═════ Records supplied ═════
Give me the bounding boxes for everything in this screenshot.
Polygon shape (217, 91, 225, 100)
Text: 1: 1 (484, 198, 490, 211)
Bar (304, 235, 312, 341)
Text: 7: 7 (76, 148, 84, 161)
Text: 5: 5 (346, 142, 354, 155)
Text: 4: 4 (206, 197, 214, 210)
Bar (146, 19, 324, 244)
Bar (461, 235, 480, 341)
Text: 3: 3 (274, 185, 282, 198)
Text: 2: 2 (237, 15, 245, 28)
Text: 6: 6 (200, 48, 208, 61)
═════
Written instruction: Turn the lines of the records above into a Markdown table with two columns, Row and Line, numbering each line in order and leaving out blank lines.

Reply:
| Row | Line |
|---|---|
| 1 | Give me the bounding boxes for everything in this screenshot. |
| 2 | Polygon shape (217, 91, 225, 100) |
| 3 | Text: 1: 1 (484, 198, 490, 211) |
| 4 | Bar (304, 235, 312, 341) |
| 5 | Text: 7: 7 (76, 148, 84, 161) |
| 6 | Text: 5: 5 (346, 142, 354, 155) |
| 7 | Text: 4: 4 (206, 197, 214, 210) |
| 8 | Bar (146, 19, 324, 244) |
| 9 | Bar (461, 235, 480, 341) |
| 10 | Text: 3: 3 (274, 185, 282, 198) |
| 11 | Text: 2: 2 (237, 15, 245, 28) |
| 12 | Text: 6: 6 (200, 48, 208, 61) |